### Short task
State how many lines hold the string "BPTREE". Give the number and nothing else.

### Records supplied
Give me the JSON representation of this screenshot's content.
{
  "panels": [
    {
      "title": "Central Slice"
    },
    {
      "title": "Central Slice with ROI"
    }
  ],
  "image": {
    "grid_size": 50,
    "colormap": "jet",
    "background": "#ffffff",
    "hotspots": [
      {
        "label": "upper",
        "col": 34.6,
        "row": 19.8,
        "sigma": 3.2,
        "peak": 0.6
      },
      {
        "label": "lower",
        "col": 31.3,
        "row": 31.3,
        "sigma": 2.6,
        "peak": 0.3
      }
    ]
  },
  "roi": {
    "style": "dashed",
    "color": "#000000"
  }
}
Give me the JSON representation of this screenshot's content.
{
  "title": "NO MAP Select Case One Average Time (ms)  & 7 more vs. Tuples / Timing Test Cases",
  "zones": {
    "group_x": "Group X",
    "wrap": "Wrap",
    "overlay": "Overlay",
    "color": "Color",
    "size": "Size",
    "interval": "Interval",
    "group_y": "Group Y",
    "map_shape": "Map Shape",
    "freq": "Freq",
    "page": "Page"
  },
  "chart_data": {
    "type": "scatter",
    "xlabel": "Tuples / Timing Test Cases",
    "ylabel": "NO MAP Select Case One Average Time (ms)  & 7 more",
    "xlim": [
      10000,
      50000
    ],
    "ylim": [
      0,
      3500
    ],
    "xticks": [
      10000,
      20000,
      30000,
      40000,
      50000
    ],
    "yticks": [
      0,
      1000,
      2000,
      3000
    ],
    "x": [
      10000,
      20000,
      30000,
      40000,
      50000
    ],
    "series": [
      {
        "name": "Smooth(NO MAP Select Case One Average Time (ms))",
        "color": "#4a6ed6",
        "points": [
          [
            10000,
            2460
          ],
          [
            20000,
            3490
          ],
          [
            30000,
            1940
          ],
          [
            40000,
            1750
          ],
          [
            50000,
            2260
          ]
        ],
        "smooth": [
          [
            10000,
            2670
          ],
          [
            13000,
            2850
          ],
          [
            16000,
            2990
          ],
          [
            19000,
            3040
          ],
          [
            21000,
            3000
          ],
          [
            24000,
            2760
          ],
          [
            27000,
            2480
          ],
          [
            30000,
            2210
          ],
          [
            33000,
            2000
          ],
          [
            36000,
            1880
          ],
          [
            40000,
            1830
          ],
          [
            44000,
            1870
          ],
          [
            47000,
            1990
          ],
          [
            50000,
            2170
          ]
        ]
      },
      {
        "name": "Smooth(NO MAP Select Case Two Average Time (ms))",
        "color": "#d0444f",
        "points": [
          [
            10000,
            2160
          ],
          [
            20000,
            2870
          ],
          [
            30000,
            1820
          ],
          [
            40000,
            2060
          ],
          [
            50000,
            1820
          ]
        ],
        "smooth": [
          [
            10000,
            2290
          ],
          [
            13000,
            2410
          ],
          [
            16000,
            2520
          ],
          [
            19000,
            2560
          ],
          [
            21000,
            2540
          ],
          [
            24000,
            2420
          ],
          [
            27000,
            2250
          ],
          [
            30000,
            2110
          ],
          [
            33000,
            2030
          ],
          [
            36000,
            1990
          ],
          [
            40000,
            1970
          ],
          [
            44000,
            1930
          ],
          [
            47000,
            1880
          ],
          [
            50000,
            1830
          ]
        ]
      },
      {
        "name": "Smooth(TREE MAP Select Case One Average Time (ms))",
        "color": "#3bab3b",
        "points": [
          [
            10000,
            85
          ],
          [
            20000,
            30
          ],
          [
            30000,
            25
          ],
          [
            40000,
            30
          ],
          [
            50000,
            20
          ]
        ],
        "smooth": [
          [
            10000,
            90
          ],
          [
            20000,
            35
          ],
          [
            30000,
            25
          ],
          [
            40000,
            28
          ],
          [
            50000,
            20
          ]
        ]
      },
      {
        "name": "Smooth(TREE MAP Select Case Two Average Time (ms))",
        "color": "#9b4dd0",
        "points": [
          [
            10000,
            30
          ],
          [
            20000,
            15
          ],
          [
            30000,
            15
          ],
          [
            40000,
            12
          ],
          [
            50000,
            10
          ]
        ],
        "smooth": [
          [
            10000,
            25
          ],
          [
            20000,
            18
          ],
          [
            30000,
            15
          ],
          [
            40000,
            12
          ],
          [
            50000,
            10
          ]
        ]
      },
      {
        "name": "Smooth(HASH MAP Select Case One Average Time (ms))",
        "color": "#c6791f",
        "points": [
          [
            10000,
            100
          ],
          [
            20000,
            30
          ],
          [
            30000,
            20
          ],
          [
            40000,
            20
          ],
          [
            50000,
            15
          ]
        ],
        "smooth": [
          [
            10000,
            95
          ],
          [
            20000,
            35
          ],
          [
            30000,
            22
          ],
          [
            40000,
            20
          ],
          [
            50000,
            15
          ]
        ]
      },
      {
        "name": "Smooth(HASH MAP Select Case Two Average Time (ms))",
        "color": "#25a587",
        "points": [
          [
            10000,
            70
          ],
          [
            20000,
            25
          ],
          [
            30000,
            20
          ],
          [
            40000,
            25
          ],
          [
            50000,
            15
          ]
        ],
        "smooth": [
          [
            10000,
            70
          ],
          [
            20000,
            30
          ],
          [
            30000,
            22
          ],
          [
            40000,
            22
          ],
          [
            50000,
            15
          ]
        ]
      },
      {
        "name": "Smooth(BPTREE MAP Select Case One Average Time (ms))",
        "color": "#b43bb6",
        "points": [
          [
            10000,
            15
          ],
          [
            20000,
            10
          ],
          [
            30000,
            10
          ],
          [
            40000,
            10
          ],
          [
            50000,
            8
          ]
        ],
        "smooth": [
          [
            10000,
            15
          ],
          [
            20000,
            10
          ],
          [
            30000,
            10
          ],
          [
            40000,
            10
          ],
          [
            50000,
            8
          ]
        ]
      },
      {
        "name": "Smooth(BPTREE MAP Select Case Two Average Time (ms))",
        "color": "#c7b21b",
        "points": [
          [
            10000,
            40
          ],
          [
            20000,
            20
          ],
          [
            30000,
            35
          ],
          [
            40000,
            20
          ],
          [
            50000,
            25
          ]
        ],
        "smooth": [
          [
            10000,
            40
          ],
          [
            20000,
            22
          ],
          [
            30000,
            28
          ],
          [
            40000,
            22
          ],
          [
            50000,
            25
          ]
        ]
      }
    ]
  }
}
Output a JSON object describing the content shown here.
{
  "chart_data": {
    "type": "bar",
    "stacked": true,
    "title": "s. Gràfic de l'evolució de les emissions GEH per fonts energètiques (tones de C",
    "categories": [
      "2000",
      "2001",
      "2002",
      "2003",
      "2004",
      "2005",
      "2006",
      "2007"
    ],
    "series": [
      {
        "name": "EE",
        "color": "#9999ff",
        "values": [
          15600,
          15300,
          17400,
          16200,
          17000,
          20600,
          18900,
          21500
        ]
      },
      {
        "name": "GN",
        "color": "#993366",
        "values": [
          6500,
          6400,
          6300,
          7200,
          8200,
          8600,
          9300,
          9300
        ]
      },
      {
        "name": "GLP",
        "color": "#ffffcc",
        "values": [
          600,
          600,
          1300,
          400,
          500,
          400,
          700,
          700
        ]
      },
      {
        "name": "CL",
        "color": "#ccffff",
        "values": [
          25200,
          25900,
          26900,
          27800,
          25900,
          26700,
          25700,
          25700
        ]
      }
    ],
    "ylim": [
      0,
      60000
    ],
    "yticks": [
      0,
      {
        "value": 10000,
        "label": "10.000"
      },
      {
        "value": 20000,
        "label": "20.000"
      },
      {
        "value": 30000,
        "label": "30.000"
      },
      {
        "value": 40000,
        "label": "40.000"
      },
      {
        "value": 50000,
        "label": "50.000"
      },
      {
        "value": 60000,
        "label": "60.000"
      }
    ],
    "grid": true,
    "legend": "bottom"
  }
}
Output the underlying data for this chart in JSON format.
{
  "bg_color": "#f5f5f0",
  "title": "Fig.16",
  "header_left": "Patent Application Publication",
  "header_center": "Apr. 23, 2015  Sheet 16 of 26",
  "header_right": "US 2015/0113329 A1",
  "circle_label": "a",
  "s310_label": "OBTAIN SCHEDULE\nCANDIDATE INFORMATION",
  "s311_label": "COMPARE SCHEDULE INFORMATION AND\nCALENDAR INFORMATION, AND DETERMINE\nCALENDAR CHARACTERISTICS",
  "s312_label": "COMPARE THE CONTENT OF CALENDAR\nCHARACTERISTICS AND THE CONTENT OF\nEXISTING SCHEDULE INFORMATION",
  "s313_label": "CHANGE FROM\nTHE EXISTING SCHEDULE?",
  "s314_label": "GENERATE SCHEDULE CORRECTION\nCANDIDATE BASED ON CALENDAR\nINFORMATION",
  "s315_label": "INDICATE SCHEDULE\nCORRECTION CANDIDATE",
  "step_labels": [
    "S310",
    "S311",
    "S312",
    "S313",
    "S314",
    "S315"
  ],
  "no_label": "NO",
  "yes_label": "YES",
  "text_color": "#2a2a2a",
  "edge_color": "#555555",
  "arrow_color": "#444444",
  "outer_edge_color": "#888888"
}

### Answer
2